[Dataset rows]
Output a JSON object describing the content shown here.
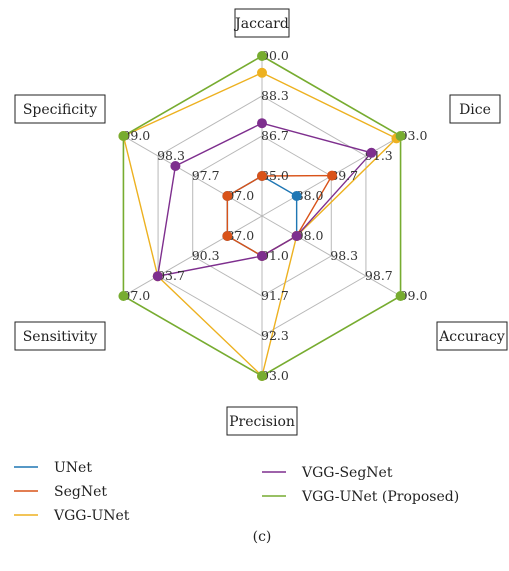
{
  "caption": "(c)",
  "chart_data": {
    "type": "radar",
    "axes": [
      "Jaccard",
      "Dice",
      "Accuracy",
      "Precision",
      "Sensitivity",
      "Specificity"
    ],
    "axis_ticks": [
      [
        "85.0",
        "86.7",
        "88.3",
        "90.0"
      ],
      [
        "88.0",
        "89.7",
        "91.3",
        "93.0"
      ],
      [
        "98.0",
        "98.3",
        "98.7",
        "99.0"
      ],
      [
        "91.0",
        "91.7",
        "92.3",
        "93.0"
      ],
      [
        "87.0",
        "90.3",
        "93.7",
        "97.0"
      ],
      [
        "97.0",
        "97.7",
        "98.3",
        "99.0"
      ]
    ],
    "axis_ranges": [
      [
        85.0,
        90.0
      ],
      [
        88.0,
        93.0
      ],
      [
        98.0,
        99.0
      ],
      [
        91.0,
        93.0
      ],
      [
        87.0,
        97.0
      ],
      [
        97.0,
        99.0
      ]
    ],
    "series": [
      {
        "name": "UNet",
        "color": "#1f77b4",
        "values": [
          85.0,
          88.0,
          98.0,
          91.0,
          87.0,
          97.0
        ]
      },
      {
        "name": "SegNet",
        "color": "#d95319",
        "values": [
          85.0,
          89.7,
          98.0,
          91.0,
          87.0,
          97.0
        ]
      },
      {
        "name": "VGG-UNet",
        "color": "#edb120",
        "values": [
          89.3,
          92.8,
          98.0,
          93.0,
          93.7,
          99.0
        ]
      },
      {
        "name": "VGG-SegNet",
        "color": "#7e2f8e",
        "values": [
          87.2,
          91.6,
          98.0,
          91.0,
          93.7,
          98.0
        ]
      },
      {
        "name": "VGG-UNet (Proposed)",
        "color": "#77ac30",
        "values": [
          90.0,
          93.0,
          99.0,
          93.0,
          97.0,
          99.0
        ]
      }
    ],
    "grid": true,
    "legend_position": "bottom"
  }
}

* Problem *
Reproduce the data word for word, excluding its pictures.

* Response to the task *
Output a JSON object describing the content shown here.
{
  "caption": "(c)",
  "chart_data": {
    "type": "radar",
    "axes": [
      "Jaccard",
      "Dice",
      "Accuracy",
      "Precision",
      "Sensitivity",
      "Specificity"
    ],
    "axis_ticks": [
      [
        "85.0",
        "86.7",
        "88.3",
        "90.0"
      ],
      [
        "88.0",
        "89.7",
        "91.3",
        "93.0"
      ],
      [
        "98.0",
        "98.3",
        "98.7",
        "99.0"
      ],
      [
        "91.0",
        "91.7",
        "92.3",
        "93.0"
      ],
      [
        "87.0",
        "90.3",
        "93.7",
        "97.0"
      ],
      [
        "97.0",
        "97.7",
        "98.3",
        "99.0"
      ]
    ],
    "axis_ranges": [
      [
        85.0,
        90.0
      ],
      [
        88.0,
        93.0
      ],
      [
        98.0,
        99.0
      ],
      [
        91.0,
        93.0
      ],
      [
        87.0,
        97.0
      ],
      [
        97.0,
        99.0
      ]
    ],
    "series": [
      {
        "name": "UNet",
        "color": "#1f77b4",
        "values": [
          85.0,
          88.0,
          98.0,
          91.0,
          87.0,
          97.0
        ]
      },
      {
        "name": "SegNet",
        "color": "#d95319",
        "values": [
          85.0,
          89.7,
          98.0,
          91.0,
          87.0,
          97.0
        ]
      },
      {
        "name": "VGG-UNet",
        "color": "#edb120",
        "values": [
          89.3,
          92.8,
          98.0,
          93.0,
          93.7,
          99.0
        ]
      },
      {
        "name": "VGG-SegNet",
        "color": "#7e2f8e",
        "values": [
          87.2,
          91.6,
          98.0,
          91.0,
          93.7,
          98.0
        ]
      },
      {
        "name": "VGG-UNet (Proposed)",
        "color": "#77ac30",
        "values": [
          90.0,
          93.0,
          99.0,
          93.0,
          97.0,
          99.0
        ]
      }
    ],
    "grid": true,
    "legend_position": "bottom"
  }
}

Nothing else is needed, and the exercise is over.